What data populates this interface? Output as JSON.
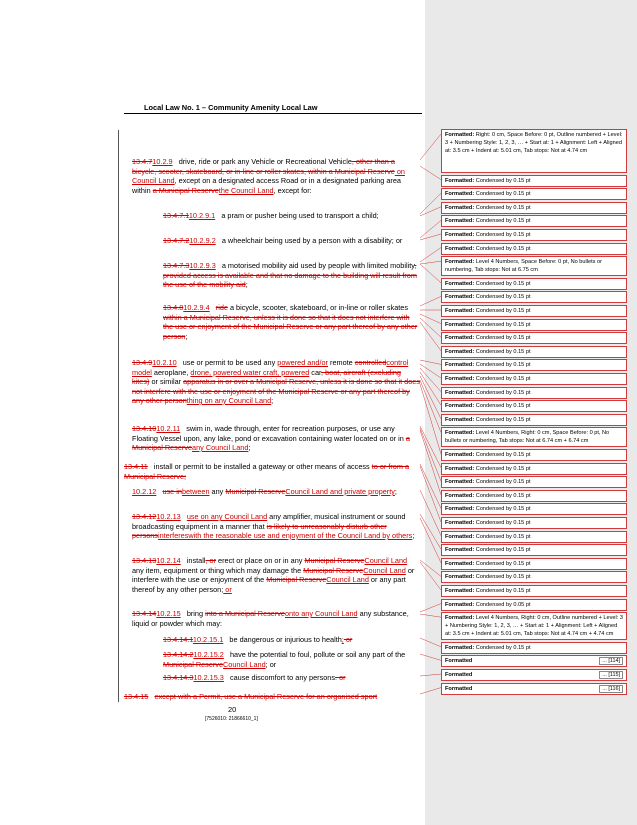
{
  "header": {
    "title": "Local Law No. 1 – Community Amenity Local Law"
  },
  "paragraphs": [
    {
      "num_del": "13.4.7",
      "num_ins": "10.2.9",
      "parts": [
        {
          "t": "drive, ride or park any Vehicle or Recreational Vehicle"
        },
        {
          "t": ", other than a bicycle, scooter, skateboard, or in-line or roller skates, within a Municipal Reserve",
          "c": "del"
        },
        {
          "t": " on Council Land",
          "c": "ins"
        },
        {
          "t": ", except on a designated access Road or in a designated parking area within "
        },
        {
          "t": "a Municipal Reserve",
          "c": "del"
        },
        {
          "t": "the Council Land",
          "c": "ins"
        },
        {
          "t": ", except for:"
        }
      ]
    },
    {
      "num_del": "13.4.7.1",
      "num_ins": "10.2.9.1",
      "parts": [
        {
          "t": "a pram or pusher being used to transport a child;"
        }
      ]
    },
    {
      "num_del": "13.4.7.2",
      "num_ins": "10.2.9.2",
      "parts": [
        {
          "t": "a wheelchair being used by a person with a disability; or"
        }
      ]
    },
    {
      "num_del": "13.4.7.3",
      "num_ins": "10.2.9.3",
      "parts": [
        {
          "t": "a motorised mobility aid used by people with limited mobility"
        },
        {
          "t": ", provided access is available and that no damage to the building will result from the use of the mobility aid",
          "c": "del"
        },
        {
          "t": ";"
        }
      ]
    },
    {
      "num_del": "13.4.8",
      "num_ins": "10.2.9.4",
      "parts": [
        {
          "t": "ride",
          "c": "del"
        },
        {
          "t": " a bicycle, scooter, skateboard, or in-line or roller skates"
        },
        {
          "t": " within a Municipal Reserve, unless it is done so that it does not interfere with the use or enjoyment of the Municipal Reserve or any part thereof by any other person",
          "c": "del"
        },
        {
          "t": ";"
        }
      ]
    },
    {
      "num_del": "13.4.9",
      "num_ins": "10.2.10",
      "parts": [
        {
          "t": "use or permit to be used any "
        },
        {
          "t": "powered and/or",
          "c": "ins"
        },
        {
          "t": " remote "
        },
        {
          "t": "controlled",
          "c": "del"
        },
        {
          "t": "control model",
          "c": "ins"
        },
        {
          "t": " aeroplane, "
        },
        {
          "t": "drone, powered water craft, powered",
          "c": "ins"
        },
        {
          "t": " car"
        },
        {
          "t": ", boat, aircraft (excluding kites)",
          "c": "del"
        },
        {
          "t": " or similar "
        },
        {
          "t": "apparatus in or over a Municipal Reserve, unless it is done so that it does not interfere with the use or enjoyment of the Municipal Reserve or any part thereof by any other person",
          "c": "del"
        },
        {
          "t": "thing on any Council Land",
          "c": "ins"
        },
        {
          "t": ";"
        }
      ]
    },
    {
      "num_del": "13.4.10",
      "num_ins": "10.2.11",
      "parts": [
        {
          "t": "swim in, wade through, enter for recreation purposes, or use any Floating Vessel upon, any lake, pond or excavation containing water located on or in "
        },
        {
          "t": "a Municipal Reserve",
          "c": "del"
        },
        {
          "t": "any Council Land",
          "c": "ins"
        },
        {
          "t": ";"
        }
      ]
    },
    {
      "num_del": "13.4.11",
      "num_ins": "",
      "parts": [
        {
          "t": "install or permit to be installed a gateway or other means of access "
        },
        {
          "t": "to or from a Municipal Reserve;",
          "c": "del"
        }
      ]
    },
    {
      "num_del": "",
      "num_ins": "10.2.12",
      "parts": [
        {
          "t": "use in",
          "c": "del"
        },
        {
          "t": "between",
          "c": "ins"
        },
        {
          "t": " any "
        },
        {
          "t": "Municipal Reserve",
          "c": "del"
        },
        {
          "t": "Council Land and private property",
          "c": "ins"
        },
        {
          "t": ";"
        }
      ]
    },
    {
      "num_del": "13.4.12",
      "num_ins": "10.2.13",
      "parts": [
        {
          "t": "use on any Council Land",
          "c": "ins"
        },
        {
          "t": " any amplifier, musical instrument or sound broadcasting equipment in a manner that "
        },
        {
          "t": "is likely to unreasonably disturb other persons",
          "c": "del"
        },
        {
          "t": "interfereswith the reasonable use and enjoyment of the Council Land by others",
          "c": "ins"
        },
        {
          "t": ";"
        }
      ]
    },
    {
      "num_del": "13.4.13",
      "num_ins": "10.2.14",
      "parts": [
        {
          "t": "install"
        },
        {
          "t": ", or",
          "c": "del"
        },
        {
          "t": " erect or place on or in any "
        },
        {
          "t": "Municipal Reserve",
          "c": "del"
        },
        {
          "t": "Council Land",
          "c": "ins"
        },
        {
          "t": " any item, equipment or thing which may damage the "
        },
        {
          "t": "Municipal Reserve",
          "c": "del"
        },
        {
          "t": "Council Land",
          "c": "ins"
        },
        {
          "t": " or interfere with the use or enjoyment of the "
        },
        {
          "t": "Municipal Reserve",
          "c": "del"
        },
        {
          "t": "Council Land",
          "c": "ins"
        },
        {
          "t": " or any part thereof by any other person;"
        },
        {
          "t": " or",
          "c": "ins"
        }
      ]
    },
    {
      "num_del": "13.4.14",
      "num_ins": "10.2.15",
      "parts": [
        {
          "t": "bring "
        },
        {
          "t": "into a Municipal Reserve",
          "c": "del"
        },
        {
          "t": "onto any Council Land",
          "c": "ins"
        },
        {
          "t": " any substance, liquid or powder which may:"
        }
      ]
    },
    {
      "num_del": "13.4.14.1",
      "num_ins": "10.2.15.1",
      "parts": [
        {
          "t": "be dangerous or injurious to health"
        },
        {
          "t": ";",
          "c": "ins"
        },
        {
          "t": " or",
          "c": "del"
        }
      ]
    },
    {
      "num_del": "13.4.14.2",
      "num_ins": "10.2.15.2",
      "parts": [
        {
          "t": "have the potential to foul, pollute or soil any part of the "
        },
        {
          "t": "Municipal Reserve",
          "c": "del"
        },
        {
          "t": "Council Land",
          "c": "ins"
        },
        {
          "t": "; or"
        }
      ]
    },
    {
      "num_del": "13.4.14.3",
      "num_ins": "10.2.15.3",
      "parts": [
        {
          "t": "cause discomfort to any persons"
        },
        {
          "t": ". or",
          "c": "del"
        }
      ]
    },
    {
      "num_del": "13.4.15",
      "num_ins": "",
      "parts": [
        {
          "t": "except with a Permit, use a Municipal Reserve for an organised sport",
          "c": "del"
        }
      ]
    }
  ],
  "footer": {
    "page": "20",
    "doc_id": "[7526010: 21866610_1]"
  },
  "comments": [
    "Formatted: Right: 0 cm, Space Before: 0 pt, Outline numbered + Level: 3 + Numbering Style: 1, 2, 3, … + Start at: 1 + Alignment: Left + Aligned at: 3.5 cm + Indent at: 5.01 cm, Tab stops: Not at 4.74 cm",
    "Formatted: Condensed by 0.15 pt",
    "Formatted: Condensed by 0.15 pt",
    "Formatted: Condensed by 0.15 pt",
    "Formatted: Condensed by 0.15 pt",
    "Formatted: Condensed by 0.15 pt",
    "Formatted: Condensed by 0.15 pt",
    "Formatted: Level 4 Numbers, Space Before: 0 pt, No bullets or numbering, Tab stops: Not at 6.75 cm",
    "Formatted: Condensed by 0.15 pt",
    "Formatted: Condensed by 0.15 pt",
    "Formatted: Condensed by 0.15 pt",
    "Formatted: Condensed by 0.15 pt",
    "Formatted: Condensed by 0.15 pt",
    "Formatted: Condensed by 0.15 pt",
    "Formatted: Condensed by 0.15 pt",
    "Formatted: Condensed by 0.15 pt",
    "Formatted: Condensed by 0.15 pt",
    "Formatted: Condensed by 0.15 pt",
    "Formatted: Condensed by 0.15 pt",
    "Formatted: Level 4 Numbers, Right: 0 cm, Space Before: 0 pt, No bullets or numbering, Tab stops: Not at 6.74 cm + 6.74 cm",
    "Formatted: Condensed by 0.15 pt",
    "Formatted: Condensed by 0.15 pt",
    "Formatted: Condensed by 0.15 pt",
    "Formatted: Condensed by 0.15 pt",
    "Formatted: Condensed by 0.15 pt",
    "Formatted: Condensed by 0.15 pt",
    "Formatted: Condensed by 0.15 pt",
    "Formatted: Condensed by 0.15 pt",
    "Formatted: Condensed by 0.15 pt",
    "Formatted: Condensed by 0.15 pt",
    "Formatted: Condensed by 0.15 pt",
    "Formatted: Condensed by 0.05 pt",
    "Formatted: Level 4 Numbers, Right: 0 cm, Outline numbered + Level: 3 + Numbering Style: 1, 2, 3, … + Start at: 1 + Alignment: Left + Aligned at: 3.5 cm + Indent at: 5.01 cm, Tab stops: Not at 4.74 cm + 4.74 cm",
    "Formatted: Condensed by 0.15 pt"
  ],
  "more_boxes": [
    {
      "label": "Formatted",
      "ref": "... [114]"
    },
    {
      "label": "Formatted",
      "ref": "... [115]"
    },
    {
      "label": "Formatted",
      "ref": "... [116]"
    }
  ]
}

• [PROBLEM]:
Give only the number of lines in the preceding material that contain the string "skates".

• [IN RESPONSE]:
2